▶ Polecenie: Zamień w tabelę Markdown wiersze danych od samego początku aż po wiersz z „y-tick-label: 75,00: [31, 66, 64, 81]” włącznie, z kolumnami „Nr” i „Wiersz”. Puste wiersze pomiń.

Pozycje danych:

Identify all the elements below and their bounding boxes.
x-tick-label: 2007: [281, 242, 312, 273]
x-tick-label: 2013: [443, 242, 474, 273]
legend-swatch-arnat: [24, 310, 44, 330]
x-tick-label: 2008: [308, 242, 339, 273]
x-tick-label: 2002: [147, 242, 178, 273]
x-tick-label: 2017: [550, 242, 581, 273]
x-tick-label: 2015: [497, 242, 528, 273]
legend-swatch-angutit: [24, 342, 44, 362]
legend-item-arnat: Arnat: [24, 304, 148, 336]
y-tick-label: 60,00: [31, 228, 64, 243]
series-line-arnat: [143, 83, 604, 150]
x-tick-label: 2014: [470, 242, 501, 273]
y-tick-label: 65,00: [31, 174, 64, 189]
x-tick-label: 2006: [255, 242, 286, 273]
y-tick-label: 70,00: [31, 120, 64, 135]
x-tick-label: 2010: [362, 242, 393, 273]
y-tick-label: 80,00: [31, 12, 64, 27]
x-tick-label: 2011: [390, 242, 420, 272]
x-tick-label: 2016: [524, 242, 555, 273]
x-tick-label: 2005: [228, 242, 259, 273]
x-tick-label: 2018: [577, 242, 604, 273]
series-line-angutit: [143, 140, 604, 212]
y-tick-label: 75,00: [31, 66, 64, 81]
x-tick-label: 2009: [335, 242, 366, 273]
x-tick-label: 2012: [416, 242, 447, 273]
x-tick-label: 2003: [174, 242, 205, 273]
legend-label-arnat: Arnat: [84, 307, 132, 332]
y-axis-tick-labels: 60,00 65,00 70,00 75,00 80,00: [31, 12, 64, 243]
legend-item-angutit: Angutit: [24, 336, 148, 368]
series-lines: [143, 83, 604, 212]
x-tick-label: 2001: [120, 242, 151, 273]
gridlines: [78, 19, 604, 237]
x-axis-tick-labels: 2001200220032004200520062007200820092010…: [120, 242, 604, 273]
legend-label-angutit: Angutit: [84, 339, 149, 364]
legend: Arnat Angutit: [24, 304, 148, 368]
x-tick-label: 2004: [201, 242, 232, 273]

▶ Odpowiedź:
| Nr | Wiersz |
|---|---|
| 1 | Identify all the elements below and their bounding boxes. |
| 2 | x-tick-label: 2007: [281, 242, 312, 273] |
| 3 | x-tick-label: 2013: [443, 242, 474, 273] |
| 4 | legend-swatch-arnat: [24, 310, 44, 330] |
| 5 | x-tick-label: 2008: [308, 242, 339, 273] |
| 6 | x-tick-label: 2002: [147, 242, 178, 273] |
| 7 | x-tick-label: 2017: [550, 242, 581, 273] |
| 8 | x-tick-label: 2015: [497, 242, 528, 273] |
| 9 | legend-swatch-angutit: [24, 342, 44, 362] |
| 10 | legend-item-arnat: Arnat: [24, 304, 148, 336] |
| 11 | y-tick-label: 60,00: [31, 228, 64, 243] |
| 12 | series-line-arnat: [143, 83, 604, 150] |
| 13 | x-tick-label: 2014: [470, 242, 501, 273] |
| 14 | y-tick-label: 65,00: [31, 174, 64, 189] |
| 15 | x-tick-label: 2006: [255, 242, 286, 273] |
| 16 | y-tick-label: 70,00: [31, 120, 64, 135] |
| 17 | x-tick-label: 2010: [362, 242, 393, 273] |
| 18 | y-tick-label: 80,00: [31, 12, 64, 27] |
| 19 | x-tick-label: 2011: [390, 242, 420, 272] |
| 20 | x-tick-label: 2016: [524, 242, 555, 273] |
| 21 | x-tick-label: 2005: [228, 242, 259, 273] |
| 22 | x-tick-label: 2018: [577, 242, 604, 273] |
| 23 | series-line-angutit: [143, 140, 604, 212] |
| 24 | y-tick-label: 75,00: [31, 66, 64, 81] |